Data extracted from a collection
·····

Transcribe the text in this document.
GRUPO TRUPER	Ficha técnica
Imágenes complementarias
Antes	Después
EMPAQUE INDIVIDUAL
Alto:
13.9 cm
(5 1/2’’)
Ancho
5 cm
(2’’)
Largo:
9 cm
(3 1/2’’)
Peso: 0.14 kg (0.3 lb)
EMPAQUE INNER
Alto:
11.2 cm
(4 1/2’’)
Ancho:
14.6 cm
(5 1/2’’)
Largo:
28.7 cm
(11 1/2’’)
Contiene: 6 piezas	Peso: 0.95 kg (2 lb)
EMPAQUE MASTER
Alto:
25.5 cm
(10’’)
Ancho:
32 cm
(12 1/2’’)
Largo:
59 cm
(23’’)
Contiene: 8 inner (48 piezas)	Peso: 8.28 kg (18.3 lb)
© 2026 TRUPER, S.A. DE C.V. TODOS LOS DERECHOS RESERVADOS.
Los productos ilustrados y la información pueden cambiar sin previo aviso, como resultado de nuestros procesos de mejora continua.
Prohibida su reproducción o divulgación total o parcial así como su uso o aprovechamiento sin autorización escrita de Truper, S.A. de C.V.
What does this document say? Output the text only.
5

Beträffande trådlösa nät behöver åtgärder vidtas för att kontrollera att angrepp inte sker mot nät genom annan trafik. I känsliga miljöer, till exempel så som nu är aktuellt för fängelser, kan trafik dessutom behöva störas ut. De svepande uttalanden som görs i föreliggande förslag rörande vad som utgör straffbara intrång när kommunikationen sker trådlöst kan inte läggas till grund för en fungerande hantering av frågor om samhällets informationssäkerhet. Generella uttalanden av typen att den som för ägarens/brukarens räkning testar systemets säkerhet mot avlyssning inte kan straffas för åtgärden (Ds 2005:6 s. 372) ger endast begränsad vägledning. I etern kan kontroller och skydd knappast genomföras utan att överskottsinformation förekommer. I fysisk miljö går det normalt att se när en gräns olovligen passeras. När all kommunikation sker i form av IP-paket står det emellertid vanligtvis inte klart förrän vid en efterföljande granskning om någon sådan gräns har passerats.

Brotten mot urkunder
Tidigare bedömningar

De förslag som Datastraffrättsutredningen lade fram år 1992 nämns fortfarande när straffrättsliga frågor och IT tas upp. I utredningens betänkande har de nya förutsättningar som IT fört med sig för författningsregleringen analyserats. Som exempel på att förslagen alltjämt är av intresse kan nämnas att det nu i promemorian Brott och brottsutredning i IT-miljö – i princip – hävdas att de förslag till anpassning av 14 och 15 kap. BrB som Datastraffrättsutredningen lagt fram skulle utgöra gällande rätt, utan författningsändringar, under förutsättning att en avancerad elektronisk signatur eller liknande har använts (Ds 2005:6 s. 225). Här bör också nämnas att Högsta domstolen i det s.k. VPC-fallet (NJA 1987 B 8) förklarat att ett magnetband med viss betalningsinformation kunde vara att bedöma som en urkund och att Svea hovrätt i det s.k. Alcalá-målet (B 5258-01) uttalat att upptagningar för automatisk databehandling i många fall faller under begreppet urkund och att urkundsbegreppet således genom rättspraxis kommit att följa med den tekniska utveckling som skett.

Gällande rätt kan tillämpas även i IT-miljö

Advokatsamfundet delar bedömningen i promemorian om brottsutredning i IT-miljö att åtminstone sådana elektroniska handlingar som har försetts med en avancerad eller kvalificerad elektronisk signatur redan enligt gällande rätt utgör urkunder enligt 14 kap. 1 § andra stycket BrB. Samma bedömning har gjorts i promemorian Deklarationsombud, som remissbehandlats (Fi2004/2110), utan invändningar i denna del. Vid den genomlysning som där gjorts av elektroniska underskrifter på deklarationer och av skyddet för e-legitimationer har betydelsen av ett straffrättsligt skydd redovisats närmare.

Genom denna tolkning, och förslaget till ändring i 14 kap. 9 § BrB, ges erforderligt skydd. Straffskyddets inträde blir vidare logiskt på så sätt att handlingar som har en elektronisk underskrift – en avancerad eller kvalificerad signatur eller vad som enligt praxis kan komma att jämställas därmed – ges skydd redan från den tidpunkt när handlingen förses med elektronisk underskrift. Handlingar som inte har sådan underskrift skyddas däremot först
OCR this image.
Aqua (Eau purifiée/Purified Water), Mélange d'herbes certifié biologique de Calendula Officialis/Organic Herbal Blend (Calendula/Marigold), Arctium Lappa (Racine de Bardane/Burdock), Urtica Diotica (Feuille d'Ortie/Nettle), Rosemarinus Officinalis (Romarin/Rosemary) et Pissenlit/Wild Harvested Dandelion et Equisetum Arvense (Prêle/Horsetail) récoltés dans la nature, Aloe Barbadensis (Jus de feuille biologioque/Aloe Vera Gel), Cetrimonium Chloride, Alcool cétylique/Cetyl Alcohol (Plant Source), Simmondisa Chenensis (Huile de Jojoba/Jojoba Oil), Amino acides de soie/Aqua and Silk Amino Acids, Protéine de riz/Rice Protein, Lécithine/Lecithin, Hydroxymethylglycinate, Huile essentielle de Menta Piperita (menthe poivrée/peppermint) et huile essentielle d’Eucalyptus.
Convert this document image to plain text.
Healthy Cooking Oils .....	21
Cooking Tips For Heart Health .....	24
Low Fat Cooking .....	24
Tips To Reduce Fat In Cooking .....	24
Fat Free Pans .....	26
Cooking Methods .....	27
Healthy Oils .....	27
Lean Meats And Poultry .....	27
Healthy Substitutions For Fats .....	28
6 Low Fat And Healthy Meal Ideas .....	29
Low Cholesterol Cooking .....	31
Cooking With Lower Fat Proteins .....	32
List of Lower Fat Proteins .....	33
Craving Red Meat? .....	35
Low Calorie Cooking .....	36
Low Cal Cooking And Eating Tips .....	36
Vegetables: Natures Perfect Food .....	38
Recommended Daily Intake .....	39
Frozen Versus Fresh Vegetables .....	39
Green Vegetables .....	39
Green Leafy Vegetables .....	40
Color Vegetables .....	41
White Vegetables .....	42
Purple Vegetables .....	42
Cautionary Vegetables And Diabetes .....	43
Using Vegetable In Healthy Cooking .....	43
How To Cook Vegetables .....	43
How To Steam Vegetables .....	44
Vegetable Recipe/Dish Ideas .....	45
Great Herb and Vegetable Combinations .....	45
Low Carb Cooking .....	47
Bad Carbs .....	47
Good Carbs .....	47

·····

• _YOUR INSTRUCTIONS_
From the records above, pull out every line containing the word "como".

• _RESPONSE AREA_
Los productos ilustrados y la información pueden cambiar sin previo aviso, como resultado de nuestros procesos de mejora continua.
Prohibida su reproducción o divulgación total o parcial así como su uso o aprovechamiento sin autorización escrita de Truper, S.A. de C.V.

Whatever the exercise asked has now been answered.